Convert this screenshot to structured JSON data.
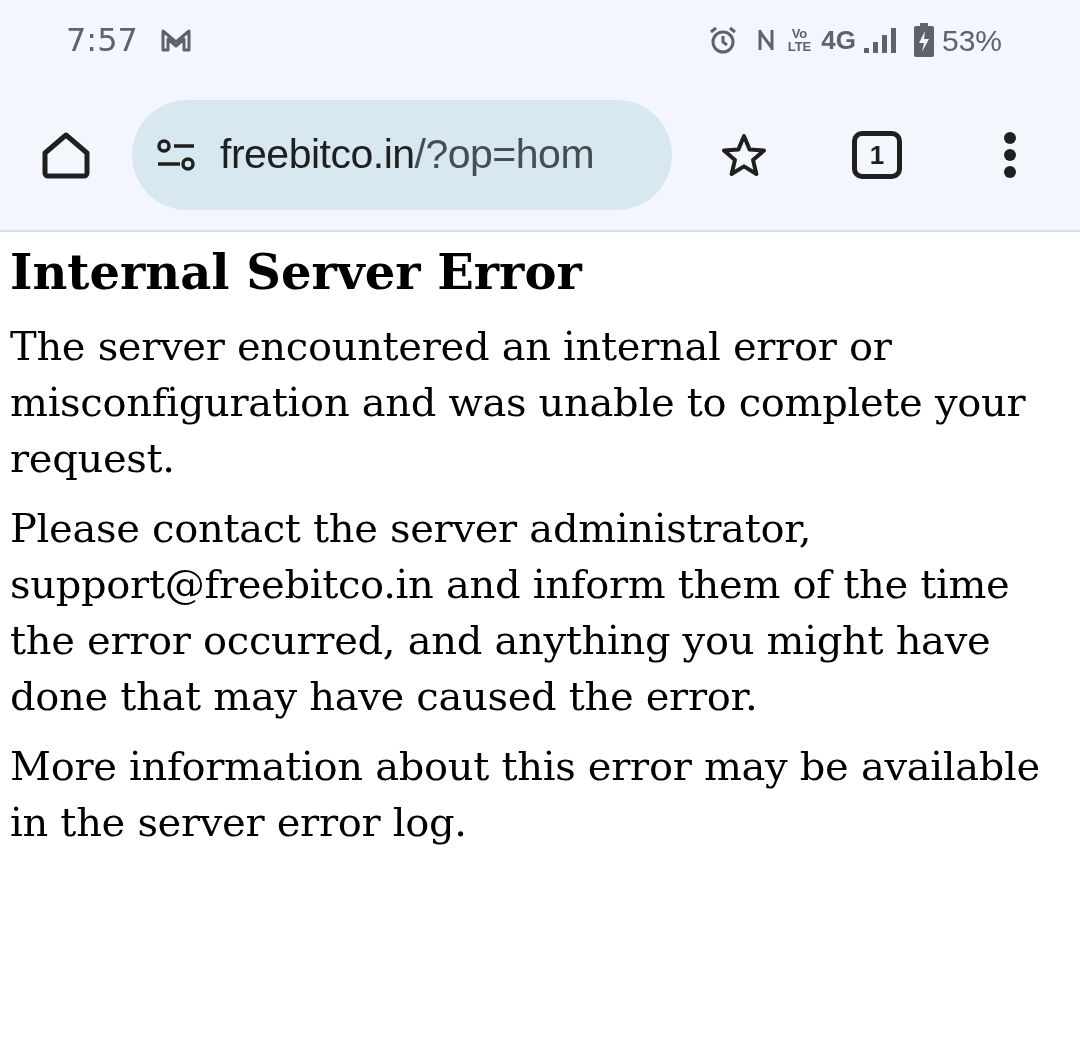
{
  "status_bar": {
    "time": "7:57",
    "network": "4G",
    "volte_top": "Vo",
    "volte_bottom": "LTE",
    "battery": "53%"
  },
  "toolbar": {
    "url_host": "freebitco.in",
    "url_path": "/?op=hom",
    "tab_count": "1"
  },
  "page": {
    "heading": "Internal Server Error",
    "paragraphs": [
      "The server encountered an internal error or misconfiguration and was unable to complete your request.",
      "Please contact the server administrator, support@freebitco.in and inform them of the time the error occurred, and anything you might have done that may have caused the error.",
      "More information about this error may be available in the server error log."
    ]
  }
}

**What the task asks**
Only a number is wanted: how many lines contain "time"?

**Full response**
2